### Aim
Reproduce the entire listing word for word.

### Provided information

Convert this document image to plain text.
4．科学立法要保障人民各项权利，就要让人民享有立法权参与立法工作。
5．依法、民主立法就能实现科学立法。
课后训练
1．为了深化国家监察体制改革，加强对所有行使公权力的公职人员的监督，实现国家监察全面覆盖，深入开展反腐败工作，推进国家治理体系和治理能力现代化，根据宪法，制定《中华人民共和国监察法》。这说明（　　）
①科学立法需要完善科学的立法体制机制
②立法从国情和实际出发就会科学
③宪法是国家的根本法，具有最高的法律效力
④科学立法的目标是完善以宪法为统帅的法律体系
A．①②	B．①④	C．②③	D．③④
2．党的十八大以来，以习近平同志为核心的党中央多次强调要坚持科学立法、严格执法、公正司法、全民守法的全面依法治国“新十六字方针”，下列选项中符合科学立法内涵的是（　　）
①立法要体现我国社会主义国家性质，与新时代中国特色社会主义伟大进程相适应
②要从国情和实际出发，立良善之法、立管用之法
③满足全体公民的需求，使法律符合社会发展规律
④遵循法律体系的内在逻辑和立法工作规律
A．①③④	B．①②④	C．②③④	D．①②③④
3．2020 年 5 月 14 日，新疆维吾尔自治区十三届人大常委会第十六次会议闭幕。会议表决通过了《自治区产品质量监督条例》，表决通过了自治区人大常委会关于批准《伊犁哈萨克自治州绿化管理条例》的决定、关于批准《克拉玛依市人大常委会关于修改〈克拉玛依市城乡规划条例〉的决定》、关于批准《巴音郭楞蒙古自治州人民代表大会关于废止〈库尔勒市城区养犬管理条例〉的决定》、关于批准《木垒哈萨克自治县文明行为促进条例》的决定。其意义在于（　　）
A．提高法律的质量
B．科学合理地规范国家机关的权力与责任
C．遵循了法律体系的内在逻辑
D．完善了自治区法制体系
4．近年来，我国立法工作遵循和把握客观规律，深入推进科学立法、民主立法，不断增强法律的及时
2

### Exercise answer
Convert this document image to plain text.
4．科学立法要保障人民各项权利，就要让人民享有立法权参与立法工作。
5．依法、民主立法就能实现科学立法。
课后训练
1．为了深化国家监察体制改革，加强对所有行使公权力的公职人员的监督，实现国家监察全面覆盖，深入开展反腐败工作，推进国家治理体系和治理能力现代化，根据宪法，制定《中华人民共和国监察法》。这说明（　　）
①科学立法需要完善科学的立法体制机制
②立法从国情和实际出发就会科学
③宪法是国家的根本法，具有最高的法律效力
④科学立法的目标是完善以宪法为统帅的法律体系
A．①②	B．①④	C．②③	D．③④
2．党的十八大以来，以习近平同志为核心的党中央多次强调要坚持科学立法、严格执法、公正司法、全民守法的全面依法治国“新十六字方针”，下列选项中符合科学立法内涵的是（　　）
①立法要体现我国社会主义国家性质，与新时代中国特色社会主义伟大进程相适应
②要从国情和实际出发，立良善之法、立管用之法
③满足全体公民的需求，使法律符合社会发展规律
④遵循法律体系的内在逻辑和立法工作规律
A．①③④	B．①②④	C．②③④	D．①②③④
3．2020 年 5 月 14 日，新疆维吾尔自治区十三届人大常委会第十六次会议闭幕。会议表决通过了《自治区产品质量监督条例》，表决通过了自治区人大常委会关于批准《伊犁哈萨克自治州绿化管理条例》的决定、关于批准《克拉玛依市人大常委会关于修改〈克拉玛依市城乡规划条例〉的决定》、关于批准《巴音郭楞蒙古自治州人民代表大会关于废止〈库尔勒市城区养犬管理条例〉的决定》、关于批准《木垒哈萨克自治县文明行为促进条例》的决定。其意义在于（　　）
A．提高法律的质量
B．科学合理地规范国家机关的权力与责任
C．遵循了法律体系的内在逻辑
D．完善了自治区法制体系
4．近年来，我国立法工作遵循和把握客观规律，深入推进科学立法、民主立法，不断增强法律的及时
2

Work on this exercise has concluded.